* **Written exercise**
Identify each line containing the word "層長方形フレーム" and copy it.

* * * * *

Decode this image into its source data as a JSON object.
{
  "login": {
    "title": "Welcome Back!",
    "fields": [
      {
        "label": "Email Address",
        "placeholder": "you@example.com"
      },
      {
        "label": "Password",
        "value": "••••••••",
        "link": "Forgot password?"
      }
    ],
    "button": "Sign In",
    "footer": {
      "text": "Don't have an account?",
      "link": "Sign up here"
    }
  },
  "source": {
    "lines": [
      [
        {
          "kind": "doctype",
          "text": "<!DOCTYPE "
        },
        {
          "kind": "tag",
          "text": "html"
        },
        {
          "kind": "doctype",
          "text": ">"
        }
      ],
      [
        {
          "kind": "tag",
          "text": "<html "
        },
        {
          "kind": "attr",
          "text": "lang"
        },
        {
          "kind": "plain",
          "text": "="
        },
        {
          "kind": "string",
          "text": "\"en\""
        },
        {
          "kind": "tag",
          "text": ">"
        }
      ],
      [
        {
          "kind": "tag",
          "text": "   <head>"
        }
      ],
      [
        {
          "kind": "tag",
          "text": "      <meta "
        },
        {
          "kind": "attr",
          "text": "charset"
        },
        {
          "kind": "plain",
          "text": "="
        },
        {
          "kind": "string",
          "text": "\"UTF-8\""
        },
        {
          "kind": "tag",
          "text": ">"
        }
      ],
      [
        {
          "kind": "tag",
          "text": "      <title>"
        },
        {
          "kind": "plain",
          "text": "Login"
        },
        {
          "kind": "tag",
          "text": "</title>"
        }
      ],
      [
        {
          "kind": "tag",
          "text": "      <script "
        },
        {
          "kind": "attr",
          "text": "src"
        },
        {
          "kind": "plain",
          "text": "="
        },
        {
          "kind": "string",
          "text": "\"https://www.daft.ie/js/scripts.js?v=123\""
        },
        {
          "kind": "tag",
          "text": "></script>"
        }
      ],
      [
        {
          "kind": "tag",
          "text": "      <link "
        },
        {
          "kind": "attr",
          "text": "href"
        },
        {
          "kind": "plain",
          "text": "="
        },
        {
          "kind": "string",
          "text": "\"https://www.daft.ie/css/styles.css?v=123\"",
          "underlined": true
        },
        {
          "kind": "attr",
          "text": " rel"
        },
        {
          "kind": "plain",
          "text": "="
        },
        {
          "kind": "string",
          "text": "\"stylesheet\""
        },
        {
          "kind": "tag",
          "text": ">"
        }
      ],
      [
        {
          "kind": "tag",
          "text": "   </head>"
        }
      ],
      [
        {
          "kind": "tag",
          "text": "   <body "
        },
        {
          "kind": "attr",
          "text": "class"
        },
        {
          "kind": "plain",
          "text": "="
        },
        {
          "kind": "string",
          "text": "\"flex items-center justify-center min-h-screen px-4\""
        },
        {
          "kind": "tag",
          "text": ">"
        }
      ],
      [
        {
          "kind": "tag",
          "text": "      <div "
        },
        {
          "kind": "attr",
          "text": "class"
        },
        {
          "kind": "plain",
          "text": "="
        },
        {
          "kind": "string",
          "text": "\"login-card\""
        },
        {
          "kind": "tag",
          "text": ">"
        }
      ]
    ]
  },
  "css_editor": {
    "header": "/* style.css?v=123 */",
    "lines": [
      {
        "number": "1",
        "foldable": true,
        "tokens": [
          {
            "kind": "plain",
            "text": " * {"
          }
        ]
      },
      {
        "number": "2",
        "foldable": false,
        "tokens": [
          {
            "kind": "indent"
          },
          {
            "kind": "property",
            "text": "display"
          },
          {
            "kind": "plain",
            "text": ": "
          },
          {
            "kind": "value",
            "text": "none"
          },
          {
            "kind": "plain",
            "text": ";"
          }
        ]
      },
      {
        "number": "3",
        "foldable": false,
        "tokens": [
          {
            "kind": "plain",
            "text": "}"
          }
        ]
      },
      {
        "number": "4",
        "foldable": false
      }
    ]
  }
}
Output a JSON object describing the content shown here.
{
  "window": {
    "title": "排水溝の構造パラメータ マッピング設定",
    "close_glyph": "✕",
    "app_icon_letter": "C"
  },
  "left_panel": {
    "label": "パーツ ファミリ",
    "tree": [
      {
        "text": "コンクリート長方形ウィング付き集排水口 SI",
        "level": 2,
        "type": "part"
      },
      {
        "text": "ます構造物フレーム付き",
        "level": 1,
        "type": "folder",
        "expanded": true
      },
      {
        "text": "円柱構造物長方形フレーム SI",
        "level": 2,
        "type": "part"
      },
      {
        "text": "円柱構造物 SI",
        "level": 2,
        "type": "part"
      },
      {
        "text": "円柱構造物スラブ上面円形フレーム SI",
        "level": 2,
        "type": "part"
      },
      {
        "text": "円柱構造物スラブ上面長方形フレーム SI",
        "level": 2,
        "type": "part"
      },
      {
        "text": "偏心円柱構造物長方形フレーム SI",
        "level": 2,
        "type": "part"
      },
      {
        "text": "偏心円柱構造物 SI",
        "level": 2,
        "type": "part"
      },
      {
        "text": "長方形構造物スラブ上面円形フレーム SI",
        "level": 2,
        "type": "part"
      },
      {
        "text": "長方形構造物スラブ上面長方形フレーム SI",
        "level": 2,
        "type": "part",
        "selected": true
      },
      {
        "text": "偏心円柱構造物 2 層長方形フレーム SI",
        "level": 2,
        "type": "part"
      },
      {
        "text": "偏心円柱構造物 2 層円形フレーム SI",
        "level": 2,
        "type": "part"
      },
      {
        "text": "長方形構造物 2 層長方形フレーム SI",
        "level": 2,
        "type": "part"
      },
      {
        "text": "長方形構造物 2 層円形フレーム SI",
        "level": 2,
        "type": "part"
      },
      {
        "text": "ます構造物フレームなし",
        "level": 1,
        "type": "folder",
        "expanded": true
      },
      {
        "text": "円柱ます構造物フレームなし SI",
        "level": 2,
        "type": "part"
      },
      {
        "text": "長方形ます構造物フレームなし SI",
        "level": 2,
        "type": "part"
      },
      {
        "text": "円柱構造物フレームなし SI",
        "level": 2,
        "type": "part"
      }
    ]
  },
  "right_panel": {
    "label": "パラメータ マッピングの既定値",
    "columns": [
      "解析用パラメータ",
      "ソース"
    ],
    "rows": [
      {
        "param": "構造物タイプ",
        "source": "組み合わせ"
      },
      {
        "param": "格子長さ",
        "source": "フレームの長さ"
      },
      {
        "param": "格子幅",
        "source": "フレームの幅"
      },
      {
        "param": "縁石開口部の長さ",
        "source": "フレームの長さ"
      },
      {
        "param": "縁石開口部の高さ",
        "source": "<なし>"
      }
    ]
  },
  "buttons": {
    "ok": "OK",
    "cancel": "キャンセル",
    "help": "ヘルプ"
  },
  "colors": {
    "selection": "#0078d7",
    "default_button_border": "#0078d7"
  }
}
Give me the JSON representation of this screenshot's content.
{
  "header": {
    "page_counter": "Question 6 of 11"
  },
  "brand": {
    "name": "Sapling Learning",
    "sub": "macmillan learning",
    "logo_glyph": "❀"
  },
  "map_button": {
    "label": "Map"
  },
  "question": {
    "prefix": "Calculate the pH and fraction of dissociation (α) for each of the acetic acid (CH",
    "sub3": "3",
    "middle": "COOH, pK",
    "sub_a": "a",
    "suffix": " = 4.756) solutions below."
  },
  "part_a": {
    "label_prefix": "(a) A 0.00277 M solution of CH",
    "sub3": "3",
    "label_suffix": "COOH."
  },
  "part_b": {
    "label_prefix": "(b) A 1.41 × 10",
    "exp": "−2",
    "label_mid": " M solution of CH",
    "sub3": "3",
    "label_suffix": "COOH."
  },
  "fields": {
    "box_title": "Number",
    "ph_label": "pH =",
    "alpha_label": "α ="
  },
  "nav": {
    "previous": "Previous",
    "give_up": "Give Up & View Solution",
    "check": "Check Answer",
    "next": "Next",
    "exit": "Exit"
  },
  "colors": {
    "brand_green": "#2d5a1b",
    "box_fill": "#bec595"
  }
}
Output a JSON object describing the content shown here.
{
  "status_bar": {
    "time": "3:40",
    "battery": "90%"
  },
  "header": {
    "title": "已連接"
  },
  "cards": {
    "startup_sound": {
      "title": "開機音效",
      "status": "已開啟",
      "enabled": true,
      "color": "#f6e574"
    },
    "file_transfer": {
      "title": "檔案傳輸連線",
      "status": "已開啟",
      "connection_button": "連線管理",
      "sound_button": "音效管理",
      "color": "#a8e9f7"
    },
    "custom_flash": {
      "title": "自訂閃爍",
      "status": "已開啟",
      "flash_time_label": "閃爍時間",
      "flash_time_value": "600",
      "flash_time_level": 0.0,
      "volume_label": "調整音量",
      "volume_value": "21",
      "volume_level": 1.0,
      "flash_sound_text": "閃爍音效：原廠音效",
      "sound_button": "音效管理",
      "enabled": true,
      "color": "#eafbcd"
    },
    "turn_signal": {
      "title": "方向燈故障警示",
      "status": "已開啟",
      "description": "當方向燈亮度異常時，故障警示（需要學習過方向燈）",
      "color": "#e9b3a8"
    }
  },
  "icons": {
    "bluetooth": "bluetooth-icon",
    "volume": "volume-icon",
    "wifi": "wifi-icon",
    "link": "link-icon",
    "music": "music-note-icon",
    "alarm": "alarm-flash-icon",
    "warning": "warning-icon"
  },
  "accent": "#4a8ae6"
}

* * * * *

* **Result**
        "text": "偏心円柱構造物 2 層長方形フレーム SI",
        "text": "長方形構造物 2 層長方形フレーム SI",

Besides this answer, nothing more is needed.